Gather the lines that hold the string "avec".

-- Begin --

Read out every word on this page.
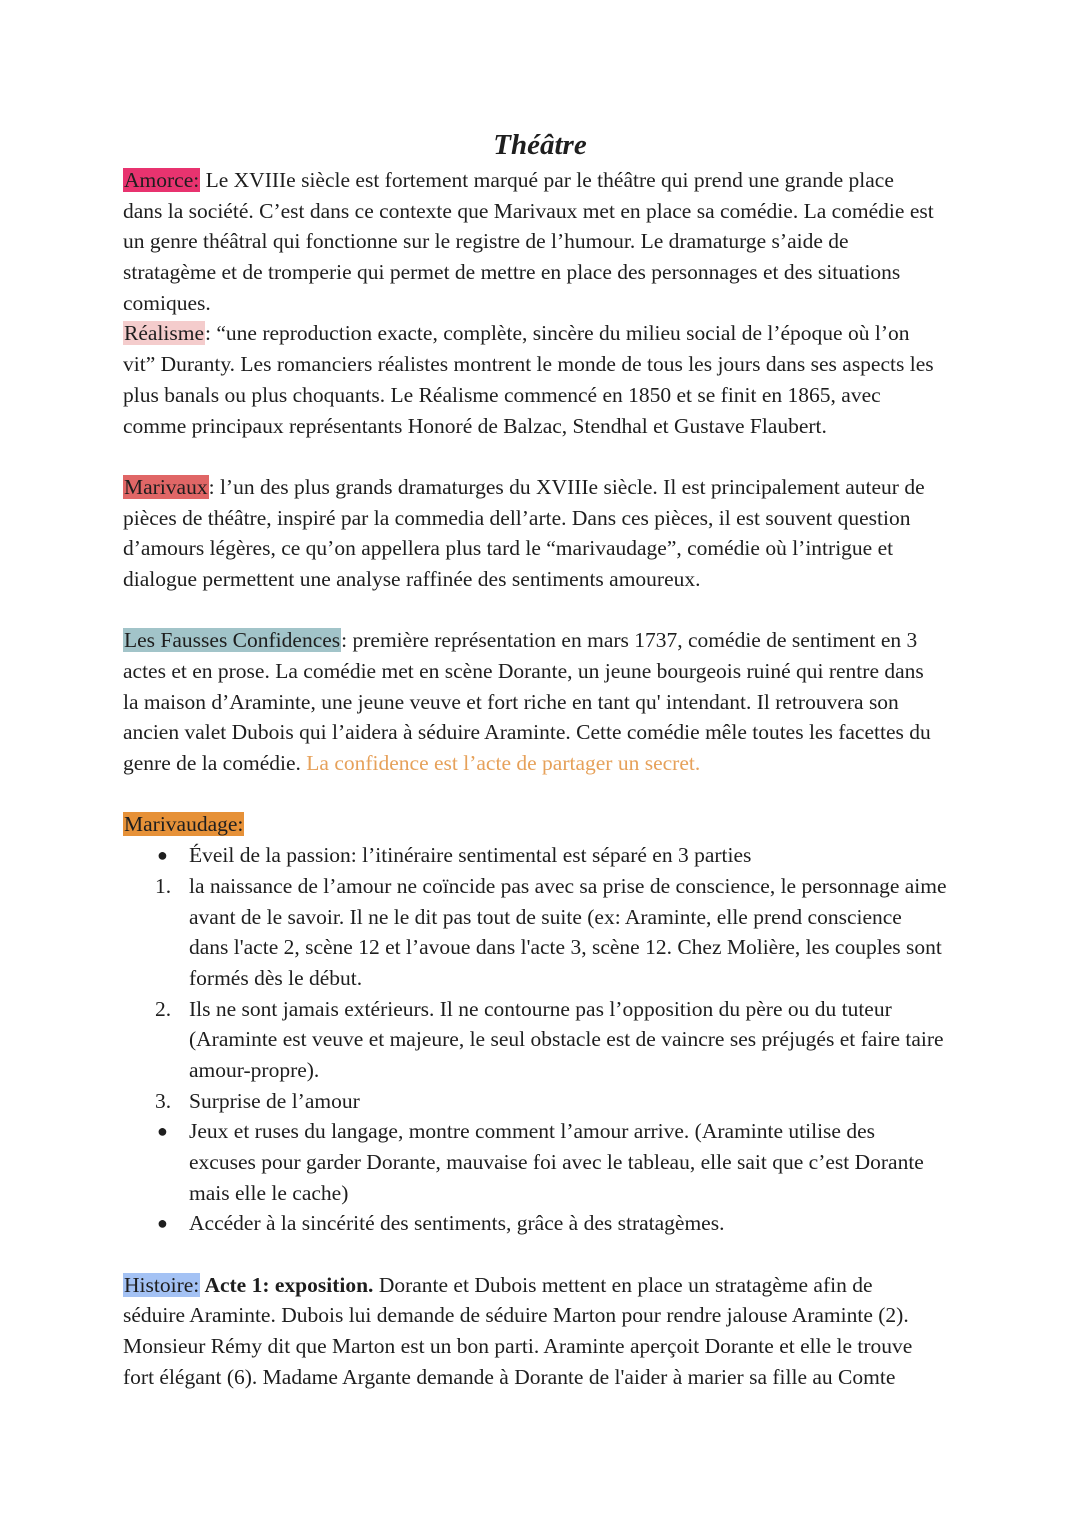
Théâtre
Amorce: Le XVIIIe siècle est fortement marqué par le théâtre qui prend une grande place
dans la société. C’est dans ce contexte que Marivaux met en place sa comédie. La comédie est
un genre théâtral qui fonctionne sur le registre de l’humour. Le dramaturge s’aide de
stratagème et de tromperie qui permet de mettre en place des personnages et des situations
comiques.
Réalisme: “une reproduction exacte, complète, sincère du milieu social de l’époque où l’on
vit” Duranty. Les romanciers réalistes montrent le monde de tous les jours dans ses aspects les
plus banals ou plus choquants. Le Réalisme commencé en 1850 et se finit en 1865, avec
comme principaux représentants Honoré de Balzac, Stendhal et Gustave Flaubert.
Marivaux: l’un des plus grands dramaturges du XVIIIe siècle. Il est principalement auteur de
pièces de théâtre, inspiré par la commedia dell’arte. Dans ces pièces, il est souvent question
d’amours légères, ce qu’on appellera plus tard le “marivaudage”, comédie où l’intrigue et
dialogue permettent une analyse raffinée des sentiments amoureux.
Les Fausses Confidences: première représentation en mars 1737, comédie de sentiment en 3
actes et en prose. La comédie met en scène Dorante, un jeune bourgeois ruiné qui rentre dans
la maison d’Araminte, une jeune veuve et fort riche en tant qu' intendant. Il retrouvera son
ancien valet Dubois qui l’aidera à séduire Araminte. Cette comédie mêle toutes les facettes du
genre de la comédie. La confidence est l’acte de partager un secret.
Marivaudage:
● Éveil de la passion: l’itinéraire sentimental est séparé en 3 parties
1. la naissance de l’amour ne coïncide pas avec sa prise de conscience, le personnage aime
avant de le savoir. Il ne le dit pas tout de suite (ex: Araminte, elle prend conscience
dans l'acte 2, scène 12 et l’avoue dans l'acte 3, scène 12. Chez Molière, les couples sont
formés dès le début.
2. Ils ne sont jamais extérieurs. Il ne contourne pas l’opposition du père ou du tuteur
(Araminte est veuve et majeure, le seul obstacle est de vaincre ses préjugés et faire taire
amour-propre).
3. Surprise de l’amour
● Jeux et ruses du langage, montre comment l’amour arrive. (Araminte utilise des
excuses pour garder Dorante, mauvaise foi avec le tableau, elle sait que c’est Dorante
mais elle le cache)
● Accéder à la sincérité des sentiments, grâce à des stratagèmes.
Histoire: Acte 1: exposition. Dorante et Dubois mettent en place un stratagème afin de
séduire Araminte. Dubois lui demande de séduire Marton pour rendre jalouse Araminte (2).
Monsieur Rémy dit que Marton est un bon parti. Araminte aperçoit Dorante et elle le trouve
fort élégant (6). Madame Argante demande à Dorante de l'aider à marier sa fille au Comte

-- End --

▶ **OUTPUT OF THE TASK**
plus banals ou plus choquants. Le Réalisme commencé en 1850 et se finit en 1865, avec
1. la naissance de l’amour ne coïncide pas avec sa prise de conscience, le personnage aime
excuses pour garder Dorante, mauvaise foi avec le tableau, elle sait que c’est Dorante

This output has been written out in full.